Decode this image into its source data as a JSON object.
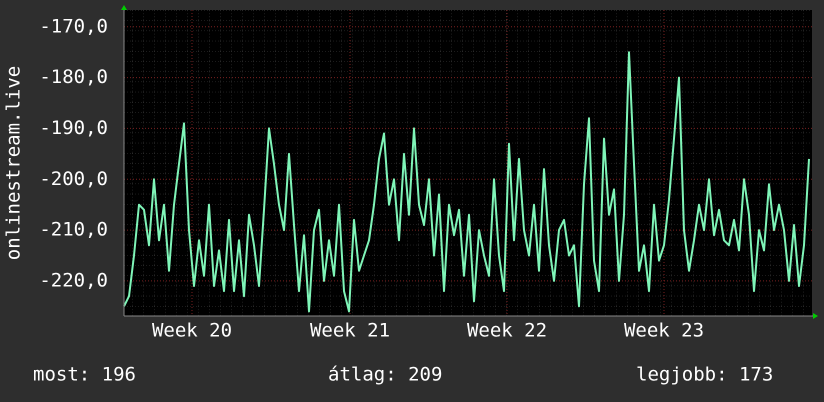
{
  "chart_data": {
    "type": "line",
    "y_label": "onlinestream.live",
    "color": "#7ff5b8",
    "grid": true,
    "xlim": [
      0,
      137.6
    ],
    "xticks": [
      {
        "value": 13.6,
        "label": "Week 20"
      },
      {
        "value": 45.2,
        "label": "Week 21"
      },
      {
        "value": 76.6,
        "label": "Week 22"
      },
      {
        "value": 108,
        "label": "Week 23"
      }
    ],
    "ylim": [
      -226.9,
      -166.7
    ],
    "yticks": [
      {
        "value": -170,
        "label": "-170,0"
      },
      {
        "value": -180,
        "label": "-180,0"
      },
      {
        "value": -190,
        "label": "-190,0"
      },
      {
        "value": -200,
        "label": "-200,0"
      },
      {
        "value": -210,
        "label": "-210,0"
      },
      {
        "value": -220,
        "label": "-220,0"
      }
    ],
    "values": [
      -225,
      -223,
      -215,
      -205,
      -206,
      -213,
      -200,
      -212,
      -205,
      -218,
      -205,
      -197,
      -189,
      -210,
      -221,
      -212,
      -219,
      -205,
      -221,
      -214,
      -222,
      -208,
      -222,
      -212,
      -223,
      -207,
      -213,
      -221,
      -206,
      -190,
      -197,
      -205,
      -210,
      -195,
      -209,
      -222,
      -211,
      -226,
      -210,
      -206,
      -220,
      -212,
      -219,
      -205,
      -222,
      -226,
      -208,
      -218,
      -215,
      -212,
      -205,
      -196,
      -191,
      -205,
      -200,
      -212,
      -195,
      -207,
      -190,
      -205,
      -209,
      -200,
      -215,
      -203,
      -222,
      -205,
      -211,
      -206,
      -219,
      -207,
      -224,
      -210,
      -215,
      -219,
      -200,
      -215,
      -222,
      -193,
      -212,
      -196,
      -210,
      -215,
      -205,
      -218,
      -198,
      -213,
      -220,
      -210,
      -208,
      -215,
      -213,
      -225,
      -201,
      -188,
      -216,
      -222,
      -192,
      -207,
      -202,
      -220,
      -207,
      -175,
      -197,
      -218,
      -213,
      -222,
      -205,
      -216,
      -213,
      -204,
      -192,
      -180,
      -210,
      -218,
      -212,
      -205,
      -210,
      -200,
      -211,
      -206,
      -212,
      -213,
      -208,
      -214,
      -200,
      -207,
      -222,
      -210,
      -214,
      -201,
      -210,
      -205,
      -210,
      -220,
      -209,
      -221,
      -213,
      -196
    ],
    "footer": [
      "most: 196",
      "átlag: 209",
      "legjobb: 173"
    ]
  }
}
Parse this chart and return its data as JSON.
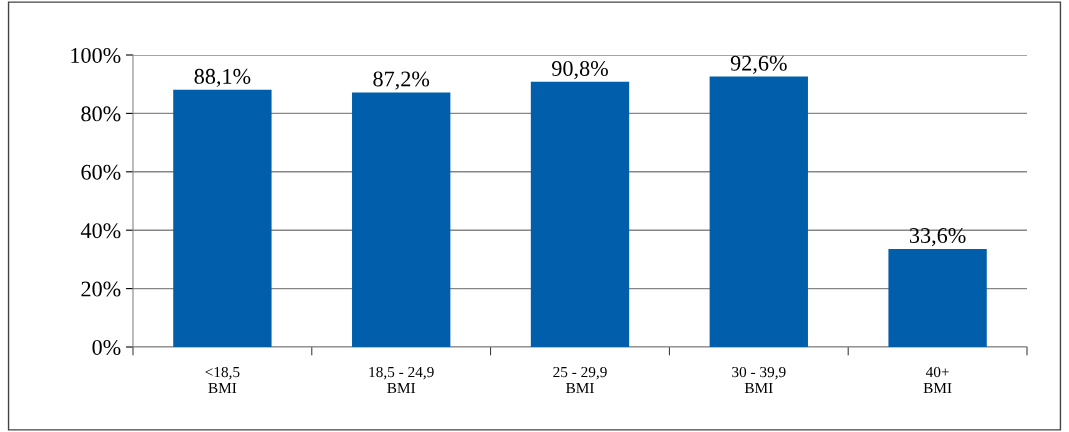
{
  "chart_data": {
    "type": "bar",
    "categories": [
      "<18,5\nBMI",
      "18,5 - 24,9\nBMI",
      "25 - 29,9\nBMI",
      "30 - 39,9\nBMI",
      "40+\nBMI"
    ],
    "values": [
      88.1,
      87.2,
      90.8,
      92.6,
      33.6
    ],
    "value_labels": [
      "88,1%",
      "87,2%",
      "90,8%",
      "92,6%",
      "33,6%"
    ],
    "color": "#005eaa",
    "ylim": [
      0,
      100
    ],
    "yticks": [
      {
        "value": 0,
        "label": "0%"
      },
      {
        "value": 20,
        "label": "20%"
      },
      {
        "value": 40,
        "label": "40%"
      },
      {
        "value": 60,
        "label": "60%"
      },
      {
        "value": 80,
        "label": "80%"
      },
      {
        "value": 100,
        "label": "100%"
      }
    ],
    "grid": "y",
    "legend": false
  }
}
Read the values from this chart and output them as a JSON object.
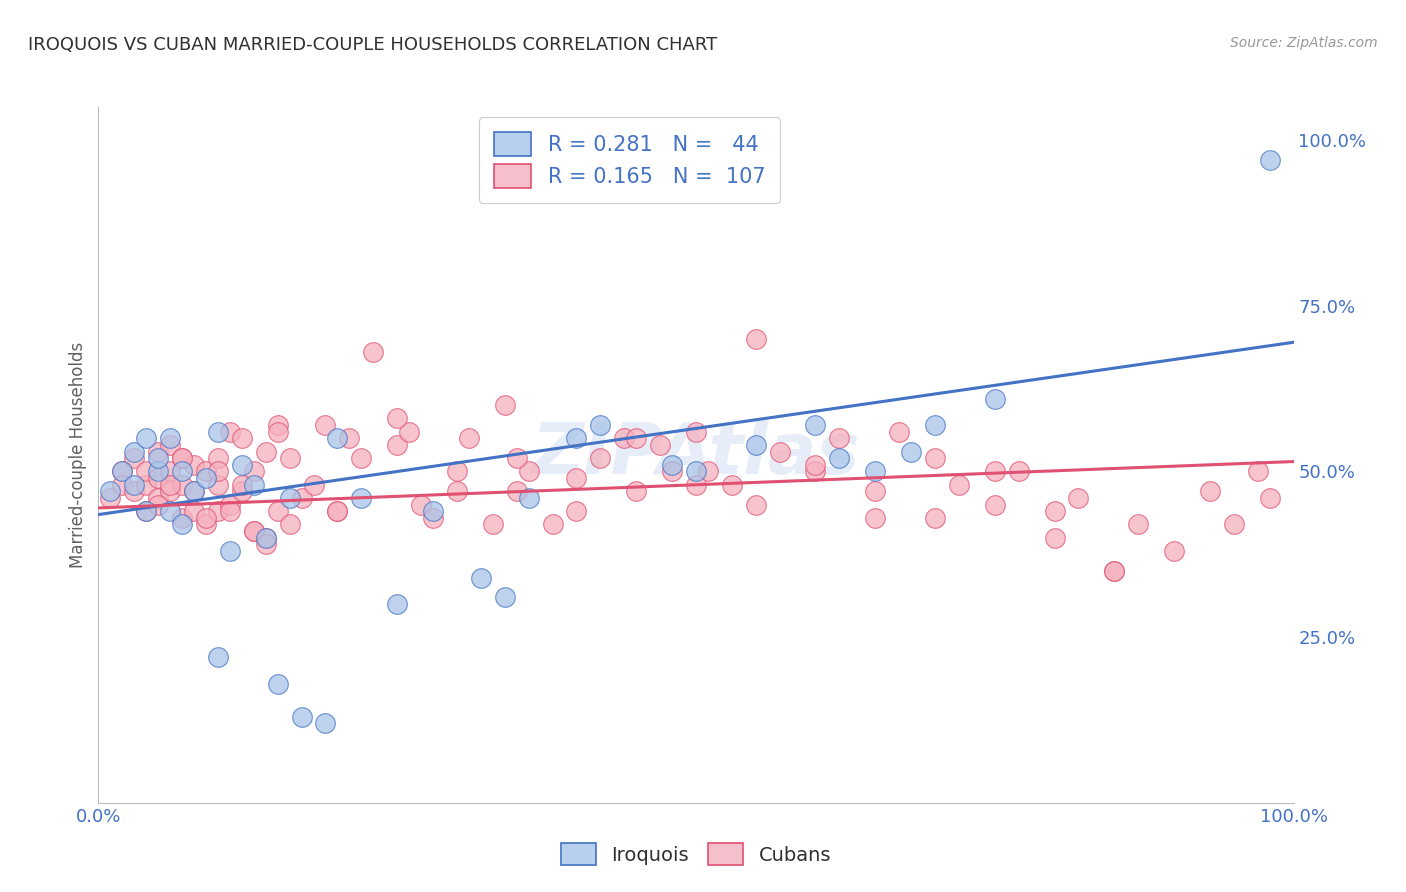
{
  "title": "IROQUOIS VS CUBAN MARRIED-COUPLE HOUSEHOLDS CORRELATION CHART",
  "source": "Source: ZipAtlas.com",
  "ylabel": "Married-couple Households",
  "iroquois_R": 0.281,
  "iroquois_N": 44,
  "cubans_R": 0.165,
  "cubans_N": 107,
  "iroquois_color": "#a8c4e8",
  "cubans_color": "#f5b0be",
  "iroquois_line_color": "#4472c4",
  "cubans_line_color": "#e05070",
  "legend_iroquois_fill": "#b8d0ed",
  "legend_cubans_fill": "#f5c0cc",
  "bg_color": "#ffffff",
  "grid_color": "#d0d0d0",
  "axis_label_color": "#4472c4",
  "ytick_labels": [
    "25.0%",
    "50.0%",
    "75.0%",
    "100.0%"
  ],
  "ytick_values": [
    0.25,
    0.5,
    0.75,
    1.0
  ],
  "xlim": [
    0.0,
    1.0
  ],
  "ylim": [
    0.0,
    1.05
  ],
  "watermark": "ZIPAtlas",
  "iroquois_x": [
    0.01,
    0.02,
    0.03,
    0.03,
    0.04,
    0.04,
    0.05,
    0.05,
    0.06,
    0.06,
    0.07,
    0.07,
    0.08,
    0.09,
    0.1,
    0.11,
    0.12,
    0.13,
    0.14,
    0.16,
    0.17,
    0.19,
    0.2,
    0.22,
    0.25,
    0.28,
    0.32,
    0.34,
    0.36,
    0.4,
    0.42,
    0.48,
    0.5,
    0.55,
    0.6,
    0.62,
    0.65,
    0.68,
    0.7,
    0.75,
    0.35,
    0.98,
    0.1,
    0.15
  ],
  "iroquois_y": [
    0.47,
    0.5,
    0.53,
    0.48,
    0.55,
    0.44,
    0.5,
    0.52,
    0.55,
    0.44,
    0.5,
    0.42,
    0.47,
    0.49,
    0.56,
    0.38,
    0.51,
    0.48,
    0.4,
    0.46,
    0.13,
    0.12,
    0.55,
    0.46,
    0.3,
    0.44,
    0.34,
    0.31,
    0.46,
    0.55,
    0.57,
    0.51,
    0.5,
    0.54,
    0.57,
    0.52,
    0.5,
    0.53,
    0.57,
    0.61,
    0.97,
    0.97,
    0.22,
    0.18
  ],
  "cubans_x": [
    0.01,
    0.02,
    0.02,
    0.03,
    0.03,
    0.04,
    0.04,
    0.04,
    0.05,
    0.05,
    0.05,
    0.06,
    0.06,
    0.06,
    0.07,
    0.07,
    0.07,
    0.08,
    0.08,
    0.09,
    0.09,
    0.1,
    0.1,
    0.1,
    0.11,
    0.11,
    0.12,
    0.12,
    0.13,
    0.13,
    0.14,
    0.14,
    0.15,
    0.15,
    0.16,
    0.16,
    0.17,
    0.18,
    0.19,
    0.2,
    0.21,
    0.22,
    0.23,
    0.25,
    0.26,
    0.27,
    0.28,
    0.3,
    0.31,
    0.33,
    0.34,
    0.35,
    0.36,
    0.38,
    0.4,
    0.42,
    0.44,
    0.45,
    0.47,
    0.48,
    0.5,
    0.51,
    0.53,
    0.55,
    0.57,
    0.6,
    0.62,
    0.65,
    0.67,
    0.7,
    0.72,
    0.75,
    0.77,
    0.8,
    0.82,
    0.85,
    0.87,
    0.9,
    0.93,
    0.95,
    0.97,
    0.98,
    0.05,
    0.06,
    0.07,
    0.08,
    0.09,
    0.1,
    0.11,
    0.12,
    0.13,
    0.14,
    0.15,
    0.2,
    0.25,
    0.3,
    0.35,
    0.4,
    0.45,
    0.5,
    0.55,
    0.6,
    0.65,
    0.7,
    0.75,
    0.8,
    0.85
  ],
  "cubans_y": [
    0.46,
    0.5,
    0.48,
    0.47,
    0.52,
    0.44,
    0.48,
    0.5,
    0.46,
    0.49,
    0.53,
    0.47,
    0.5,
    0.54,
    0.43,
    0.48,
    0.52,
    0.44,
    0.51,
    0.42,
    0.5,
    0.44,
    0.48,
    0.52,
    0.56,
    0.45,
    0.47,
    0.55,
    0.41,
    0.5,
    0.4,
    0.53,
    0.44,
    0.57,
    0.42,
    0.52,
    0.46,
    0.48,
    0.57,
    0.44,
    0.55,
    0.52,
    0.68,
    0.54,
    0.56,
    0.45,
    0.43,
    0.5,
    0.55,
    0.42,
    0.6,
    0.47,
    0.5,
    0.42,
    0.44,
    0.52,
    0.55,
    0.47,
    0.54,
    0.5,
    0.56,
    0.5,
    0.48,
    0.7,
    0.53,
    0.5,
    0.55,
    0.43,
    0.56,
    0.52,
    0.48,
    0.45,
    0.5,
    0.4,
    0.46,
    0.35,
    0.42,
    0.38,
    0.47,
    0.42,
    0.5,
    0.46,
    0.45,
    0.48,
    0.52,
    0.47,
    0.43,
    0.5,
    0.44,
    0.48,
    0.41,
    0.39,
    0.56,
    0.44,
    0.58,
    0.47,
    0.52,
    0.49,
    0.55,
    0.48,
    0.45,
    0.51,
    0.47,
    0.43,
    0.5,
    0.44,
    0.35
  ],
  "iro_trend_x0": 0.0,
  "iro_trend_y0": 0.435,
  "iro_trend_x1": 1.0,
  "iro_trend_y1": 0.695,
  "cub_trend_x0": 0.0,
  "cub_trend_y0": 0.445,
  "cub_trend_x1": 1.0,
  "cub_trend_y1": 0.515
}
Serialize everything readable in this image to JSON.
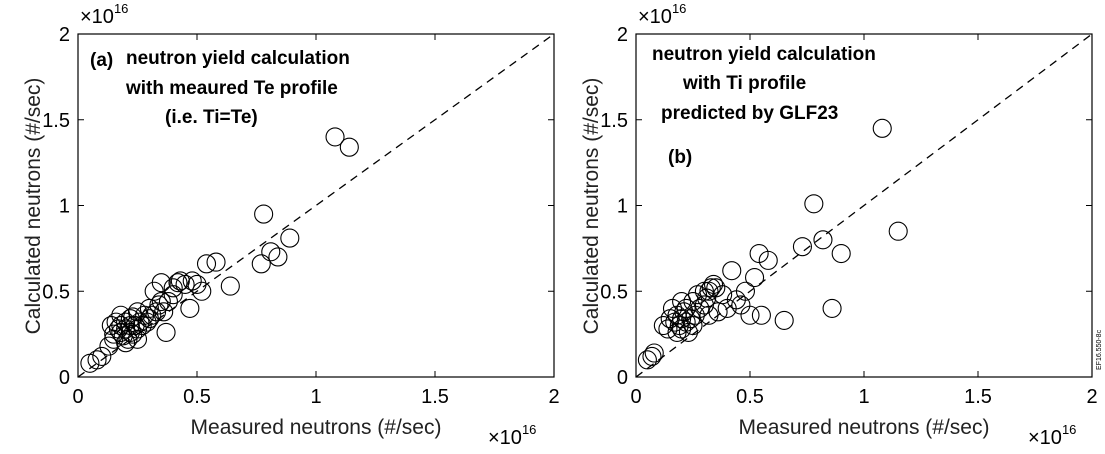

Exercise details
Return all lines with the word "nBMI" in them.

Solution for this problem
      "<18,5\nBMI",
      "18,5 - 24,9\nBMI",
      "25 - 29,9\nBMI",
      "30 - 39,9\nBMI",
      "40+\nBMI"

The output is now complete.